━━ DONNÉES DE L'EXERCICE

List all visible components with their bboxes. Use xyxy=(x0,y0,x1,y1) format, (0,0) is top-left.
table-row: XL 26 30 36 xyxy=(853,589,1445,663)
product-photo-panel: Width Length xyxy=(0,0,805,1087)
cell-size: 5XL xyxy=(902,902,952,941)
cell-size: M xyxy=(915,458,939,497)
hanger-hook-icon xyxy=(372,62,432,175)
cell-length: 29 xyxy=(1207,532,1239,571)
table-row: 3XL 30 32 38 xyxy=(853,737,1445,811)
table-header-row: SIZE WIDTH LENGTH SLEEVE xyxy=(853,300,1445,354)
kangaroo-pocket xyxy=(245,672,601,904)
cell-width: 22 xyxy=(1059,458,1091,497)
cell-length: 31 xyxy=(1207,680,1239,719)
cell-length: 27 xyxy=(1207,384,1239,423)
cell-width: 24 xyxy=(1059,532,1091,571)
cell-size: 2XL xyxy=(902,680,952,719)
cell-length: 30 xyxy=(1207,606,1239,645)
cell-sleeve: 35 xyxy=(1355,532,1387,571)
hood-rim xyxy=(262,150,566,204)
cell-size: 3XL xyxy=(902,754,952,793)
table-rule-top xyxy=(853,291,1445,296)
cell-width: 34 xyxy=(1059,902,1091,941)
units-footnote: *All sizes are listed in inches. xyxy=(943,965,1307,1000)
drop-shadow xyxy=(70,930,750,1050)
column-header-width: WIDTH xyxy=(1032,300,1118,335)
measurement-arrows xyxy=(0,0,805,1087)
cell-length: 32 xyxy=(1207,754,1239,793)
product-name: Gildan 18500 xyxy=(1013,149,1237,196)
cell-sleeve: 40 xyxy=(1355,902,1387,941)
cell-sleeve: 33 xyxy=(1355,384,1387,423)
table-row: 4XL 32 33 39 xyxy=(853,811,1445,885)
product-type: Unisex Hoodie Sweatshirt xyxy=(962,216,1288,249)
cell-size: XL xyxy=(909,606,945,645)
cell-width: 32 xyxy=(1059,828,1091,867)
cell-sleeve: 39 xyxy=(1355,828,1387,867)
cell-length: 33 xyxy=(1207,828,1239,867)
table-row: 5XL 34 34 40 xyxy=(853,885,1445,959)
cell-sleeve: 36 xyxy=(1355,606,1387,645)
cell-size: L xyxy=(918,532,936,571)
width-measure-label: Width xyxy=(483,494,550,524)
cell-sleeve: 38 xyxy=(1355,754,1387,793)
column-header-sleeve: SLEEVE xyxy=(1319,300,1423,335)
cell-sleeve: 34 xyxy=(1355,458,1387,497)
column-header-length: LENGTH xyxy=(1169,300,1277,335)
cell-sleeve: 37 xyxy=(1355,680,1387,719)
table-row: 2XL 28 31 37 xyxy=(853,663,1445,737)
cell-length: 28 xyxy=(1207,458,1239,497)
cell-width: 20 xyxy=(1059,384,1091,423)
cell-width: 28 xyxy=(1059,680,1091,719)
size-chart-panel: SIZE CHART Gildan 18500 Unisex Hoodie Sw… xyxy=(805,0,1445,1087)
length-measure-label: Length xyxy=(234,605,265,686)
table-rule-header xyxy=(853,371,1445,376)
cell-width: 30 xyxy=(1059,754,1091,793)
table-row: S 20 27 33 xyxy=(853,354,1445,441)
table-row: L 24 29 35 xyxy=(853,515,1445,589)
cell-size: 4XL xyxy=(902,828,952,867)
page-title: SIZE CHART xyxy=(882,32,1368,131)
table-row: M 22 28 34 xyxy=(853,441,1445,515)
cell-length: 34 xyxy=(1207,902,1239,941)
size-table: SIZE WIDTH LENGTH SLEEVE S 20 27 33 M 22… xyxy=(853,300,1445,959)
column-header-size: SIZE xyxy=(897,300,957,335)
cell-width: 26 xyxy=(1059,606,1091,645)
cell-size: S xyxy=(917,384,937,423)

━━━━

CONSIGNE >> Extrayez chaque ligne des enregistrements ci-dessus et reproduisez-la à l'identique, sans omission ni modification.

RÉSULTAT FINAL >>
List all visible components with their bboxes. Use xyxy=(x0,y0,x1,y1) format, (0,0) is top-left.
table-row: XL 26 30 36 xyxy=(853,589,1445,663)
product-photo-panel: Width Length xyxy=(0,0,805,1087)
cell-size: 5XL xyxy=(902,902,952,941)
cell-size: M xyxy=(915,458,939,497)
hanger-hook-icon xyxy=(372,62,432,175)
cell-length: 29 xyxy=(1207,532,1239,571)
table-row: 3XL 30 32 38 xyxy=(853,737,1445,811)
table-header-row: SIZE WIDTH LENGTH SLEEVE xyxy=(853,300,1445,354)
kangaroo-pocket xyxy=(245,672,601,904)
cell-width: 22 xyxy=(1059,458,1091,497)
cell-length: 31 xyxy=(1207,680,1239,719)
cell-length: 27 xyxy=(1207,384,1239,423)
cell-width: 24 xyxy=(1059,532,1091,571)
cell-size: 2XL xyxy=(902,680,952,719)
cell-length: 30 xyxy=(1207,606,1239,645)
cell-sleeve: 35 xyxy=(1355,532,1387,571)
hood-rim xyxy=(262,150,566,204)
cell-size: 3XL xyxy=(902,754,952,793)
table-rule-top xyxy=(853,291,1445,296)
cell-width: 34 xyxy=(1059,902,1091,941)
units-footnote: *All sizes are listed in inches. xyxy=(943,965,1307,1000)
drop-shadow xyxy=(70,930,750,1050)
column-header-width: WIDTH xyxy=(1032,300,1118,335)
measurement-arrows xyxy=(0,0,805,1087)
cell-length: 32 xyxy=(1207,754,1239,793)
product-name: Gildan 18500 xyxy=(1013,149,1237,196)
cell-sleeve: 40 xyxy=(1355,902,1387,941)
cell-sleeve: 33 xyxy=(1355,384,1387,423)
table-row: 4XL 32 33 39 xyxy=(853,811,1445,885)
product-type: Unisex Hoodie Sweatshirt xyxy=(962,216,1288,249)
cell-size: XL xyxy=(909,606,945,645)
cell-width: 32 xyxy=(1059,828,1091,867)
cell-sleeve: 39 xyxy=(1355,828,1387,867)
cell-length: 33 xyxy=(1207,828,1239,867)
table-row: 5XL 34 34 40 xyxy=(853,885,1445,959)
cell-sleeve: 36 xyxy=(1355,606,1387,645)
cell-size: L xyxy=(918,532,936,571)
width-measure-label: Width xyxy=(483,494,550,524)
cell-sleeve: 38 xyxy=(1355,754,1387,793)
column-header-sleeve: SLEEVE xyxy=(1319,300,1423,335)
cell-sleeve: 34 xyxy=(1355,458,1387,497)
column-header-length: LENGTH xyxy=(1169,300,1277,335)
cell-sleeve: 37 xyxy=(1355,680,1387,719)
table-row: 2XL 28 31 37 xyxy=(853,663,1445,737)
cell-length: 28 xyxy=(1207,458,1239,497)
cell-width: 20 xyxy=(1059,384,1091,423)
cell-width: 28 xyxy=(1059,680,1091,719)
size-chart-panel: SIZE CHART Gildan 18500 Unisex Hoodie Sw… xyxy=(805,0,1445,1087)
length-measure-label: Length xyxy=(234,605,265,686)
table-rule-header xyxy=(853,371,1445,376)
cell-width: 30 xyxy=(1059,754,1091,793)
table-row: S 20 27 33 xyxy=(853,354,1445,441)
table-row: L 24 29 35 xyxy=(853,515,1445,589)
cell-size: 4XL xyxy=(902,828,952,867)
page-title: SIZE CHART xyxy=(882,32,1368,131)
table-row: M 22 28 34 xyxy=(853,441,1445,515)
cell-length: 34 xyxy=(1207,902,1239,941)
size-table: SIZE WIDTH LENGTH SLEEVE S 20 27 33 M 22… xyxy=(853,300,1445,959)
column-header-size: SIZE xyxy=(897,300,957,335)
cell-width: 26 xyxy=(1059,606,1091,645)
cell-size: S xyxy=(917,384,937,423)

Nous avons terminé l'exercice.